┌─ RECORDS FOR THE EXERCISE

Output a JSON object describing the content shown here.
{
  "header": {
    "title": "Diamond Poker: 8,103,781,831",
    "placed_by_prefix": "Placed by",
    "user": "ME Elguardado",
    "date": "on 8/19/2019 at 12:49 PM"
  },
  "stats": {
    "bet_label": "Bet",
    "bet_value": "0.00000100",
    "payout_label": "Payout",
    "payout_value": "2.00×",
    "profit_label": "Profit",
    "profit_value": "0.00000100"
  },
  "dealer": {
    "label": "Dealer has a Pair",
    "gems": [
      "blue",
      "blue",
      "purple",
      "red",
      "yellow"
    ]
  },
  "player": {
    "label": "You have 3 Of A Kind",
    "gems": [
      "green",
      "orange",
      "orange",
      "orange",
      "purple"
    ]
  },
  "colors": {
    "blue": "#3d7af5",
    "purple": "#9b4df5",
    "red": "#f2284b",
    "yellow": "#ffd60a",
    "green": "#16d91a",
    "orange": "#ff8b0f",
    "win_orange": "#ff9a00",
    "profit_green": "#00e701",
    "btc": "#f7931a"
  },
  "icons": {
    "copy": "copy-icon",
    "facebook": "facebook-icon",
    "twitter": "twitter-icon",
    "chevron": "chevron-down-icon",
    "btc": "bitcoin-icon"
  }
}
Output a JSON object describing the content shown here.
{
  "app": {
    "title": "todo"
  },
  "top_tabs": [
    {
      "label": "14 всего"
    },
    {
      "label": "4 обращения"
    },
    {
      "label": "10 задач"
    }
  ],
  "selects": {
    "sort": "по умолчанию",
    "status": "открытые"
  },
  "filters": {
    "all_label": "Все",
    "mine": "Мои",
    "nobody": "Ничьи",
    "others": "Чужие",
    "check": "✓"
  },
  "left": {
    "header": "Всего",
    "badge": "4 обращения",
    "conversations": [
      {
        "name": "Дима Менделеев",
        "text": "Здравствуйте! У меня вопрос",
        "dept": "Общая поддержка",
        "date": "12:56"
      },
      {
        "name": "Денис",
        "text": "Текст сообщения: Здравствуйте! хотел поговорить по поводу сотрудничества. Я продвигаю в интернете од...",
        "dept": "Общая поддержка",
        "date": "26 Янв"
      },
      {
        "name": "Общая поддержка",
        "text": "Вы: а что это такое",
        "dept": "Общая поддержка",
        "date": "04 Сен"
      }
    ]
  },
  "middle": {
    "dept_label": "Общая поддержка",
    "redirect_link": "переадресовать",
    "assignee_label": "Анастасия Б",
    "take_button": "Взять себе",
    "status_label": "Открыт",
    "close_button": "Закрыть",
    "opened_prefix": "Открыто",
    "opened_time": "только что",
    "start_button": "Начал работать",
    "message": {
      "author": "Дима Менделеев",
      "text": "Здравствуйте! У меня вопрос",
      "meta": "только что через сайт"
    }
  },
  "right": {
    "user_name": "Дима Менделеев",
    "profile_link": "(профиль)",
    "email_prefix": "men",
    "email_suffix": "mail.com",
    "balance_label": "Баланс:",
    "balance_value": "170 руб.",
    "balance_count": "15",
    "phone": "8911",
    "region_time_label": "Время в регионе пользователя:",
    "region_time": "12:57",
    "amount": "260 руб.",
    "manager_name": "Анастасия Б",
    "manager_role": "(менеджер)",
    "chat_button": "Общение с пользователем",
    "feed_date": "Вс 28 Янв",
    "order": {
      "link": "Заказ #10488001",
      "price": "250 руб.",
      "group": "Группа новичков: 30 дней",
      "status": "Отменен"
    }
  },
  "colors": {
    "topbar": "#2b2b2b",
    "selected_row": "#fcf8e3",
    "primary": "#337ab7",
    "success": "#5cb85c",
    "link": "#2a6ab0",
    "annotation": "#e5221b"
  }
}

└─

### STATED GOAL
Every entry above should be retyped exactly as shown.

### ANSWER TO THE EXERCISE
Output a JSON object describing the content shown here.
{
  "header": {
    "title": "Diamond Poker: 8,103,781,831",
    "placed_by_prefix": "Placed by",
    "user": "ME Elguardado",
    "date": "on 8/19/2019 at 12:49 PM"
  },
  "stats": {
    "bet_label": "Bet",
    "bet_value": "0.00000100",
    "payout_label": "Payout",
    "payout_value": "2.00×",
    "profit_label": "Profit",
    "profit_value": "0.00000100"
  },
  "dealer": {
    "label": "Dealer has a Pair",
    "gems": [
      "blue",
      "blue",
      "purple",
      "red",
      "yellow"
    ]
  },
  "player": {
    "label": "You have 3 Of A Kind",
    "gems": [
      "green",
      "orange",
      "orange",
      "orange",
      "purple"
    ]
  },
  "colors": {
    "blue": "#3d7af5",
    "purple": "#9b4df5",
    "red": "#f2284b",
    "yellow": "#ffd60a",
    "green": "#16d91a",
    "orange": "#ff8b0f",
    "win_orange": "#ff9a00",
    "profit_green": "#00e701",
    "btc": "#f7931a"
  },
  "icons": {
    "copy": "copy-icon",
    "facebook": "facebook-icon",
    "twitter": "twitter-icon",
    "chevron": "chevron-down-icon",
    "btc": "bitcoin-icon"
  }
}
Output a JSON object describing the content shown here.
{
  "app": {
    "title": "todo"
  },
  "top_tabs": [
    {
      "label": "14 всего"
    },
    {
      "label": "4 обращения"
    },
    {
      "label": "10 задач"
    }
  ],
  "selects": {
    "sort": "по умолчанию",
    "status": "открытые"
  },
  "filters": {
    "all_label": "Все",
    "mine": "Мои",
    "nobody": "Ничьи",
    "others": "Чужие",
    "check": "✓"
  },
  "left": {
    "header": "Всего",
    "badge": "4 обращения",
    "conversations": [
      {
        "name": "Дима Менделеев",
        "text": "Здравствуйте! У меня вопрос",
        "dept": "Общая поддержка",
        "date": "12:56"
      },
      {
        "name": "Денис",
        "text": "Текст сообщения: Здравствуйте! хотел поговорить по поводу сотрудничества. Я продвигаю в интернете од...",
        "dept": "Общая поддержка",
        "date": "26 Янв"
      },
      {
        "name": "Общая поддержка",
        "text": "Вы: а что это такое",
        "dept": "Общая поддержка",
        "date": "04 Сен"
      }
    ]
  },
  "middle": {
    "dept_label": "Общая поддержка",
    "redirect_link": "переадресовать",
    "assignee_label": "Анастасия Б",
    "take_button": "Взять себе",
    "status_label": "Открыт",
    "close_button": "Закрыть",
    "opened_prefix": "Открыто",
    "opened_time": "только что",
    "start_button": "Начал работать",
    "message": {
      "author": "Дима Менделеев",
      "text": "Здравствуйте! У меня вопрос",
      "meta": "только что через сайт"
    }
  },
  "right": {
    "user_name": "Дима Менделеев",
    "profile_link": "(профиль)",
    "email_prefix": "men",
    "email_suffix": "mail.com",
    "balance_label": "Баланс:",
    "balance_value": "170 руб.",
    "balance_count": "15",
    "phone": "8911",
    "region_time_label": "Время в регионе пользователя:",
    "region_time": "12:57",
    "amount": "260 руб.",
    "manager_name": "Анастасия Б",
    "manager_role": "(менеджер)",
    "chat_button": "Общение с пользователем",
    "feed_date": "Вс 28 Янв",
    "order": {
      "link": "Заказ #10488001",
      "price": "250 руб.",
      "group": "Группа новичков: 30 дней",
      "status": "Отменен"
    }
  },
  "colors": {
    "topbar": "#2b2b2b",
    "selected_row": "#fcf8e3",
    "primary": "#337ab7",
    "success": "#5cb85c",
    "link": "#2a6ab0",
    "annotation": "#e5221b"
  }
}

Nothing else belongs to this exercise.